* **DO THIS**
Send back the entries below exactly as they appear.

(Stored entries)

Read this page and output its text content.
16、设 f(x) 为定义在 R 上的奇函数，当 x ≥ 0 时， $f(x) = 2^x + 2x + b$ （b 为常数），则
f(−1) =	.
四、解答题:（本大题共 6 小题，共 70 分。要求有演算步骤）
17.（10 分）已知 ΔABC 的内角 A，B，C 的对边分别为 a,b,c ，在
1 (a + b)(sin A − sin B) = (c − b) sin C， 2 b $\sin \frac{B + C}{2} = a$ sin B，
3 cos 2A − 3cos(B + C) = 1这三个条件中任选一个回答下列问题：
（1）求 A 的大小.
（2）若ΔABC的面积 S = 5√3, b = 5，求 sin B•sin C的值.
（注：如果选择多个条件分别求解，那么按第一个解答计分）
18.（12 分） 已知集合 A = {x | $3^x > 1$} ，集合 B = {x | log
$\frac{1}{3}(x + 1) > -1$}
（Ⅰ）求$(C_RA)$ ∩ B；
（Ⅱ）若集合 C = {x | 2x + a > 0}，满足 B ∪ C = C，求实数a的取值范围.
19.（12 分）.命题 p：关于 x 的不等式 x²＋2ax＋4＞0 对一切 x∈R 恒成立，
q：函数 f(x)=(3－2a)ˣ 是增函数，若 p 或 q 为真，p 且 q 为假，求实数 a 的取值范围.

* **ANSWER TO THIS PROBLEM**
Read this page and output its text content.
16、设 f(x) 为定义在 R 上的奇函数，当 x ≥ 0 时， $f(x) = 2^x + 2x + b$ （b 为常数），则
f(−1) =	.
四、解答题:（本大题共 6 小题，共 70 分。要求有演算步骤）
17.（10 分）已知 ΔABC 的内角 A，B，C 的对边分别为 a,b,c ，在
1 (a + b)(sin A − sin B) = (c − b) sin C， 2 b $\sin \frac{B + C}{2} = a$ sin B，
3 cos 2A − 3cos(B + C) = 1这三个条件中任选一个回答下列问题：
（1）求 A 的大小.
（2）若ΔABC的面积 S = 5√3, b = 5，求 sin B•sin C的值.
（注：如果选择多个条件分别求解，那么按第一个解答计分）
18.（12 分） 已知集合 A = {x | $3^x > 1$} ，集合 B = {x | log
$\frac{1}{3}(x + 1) > -1$}
（Ⅰ）求$(C_RA)$ ∩ B；
（Ⅱ）若集合 C = {x | 2x + a > 0}，满足 B ∪ C = C，求实数a的取值范围.
19.（12 分）.命题 p：关于 x 的不等式 x²＋2ax＋4＞0 对一切 x∈R 恒成立，
q：函数 f(x)=(3－2a)ˣ 是增函数，若 p 或 q 为真，p 且 q 为假，求实数 a 的取值范围.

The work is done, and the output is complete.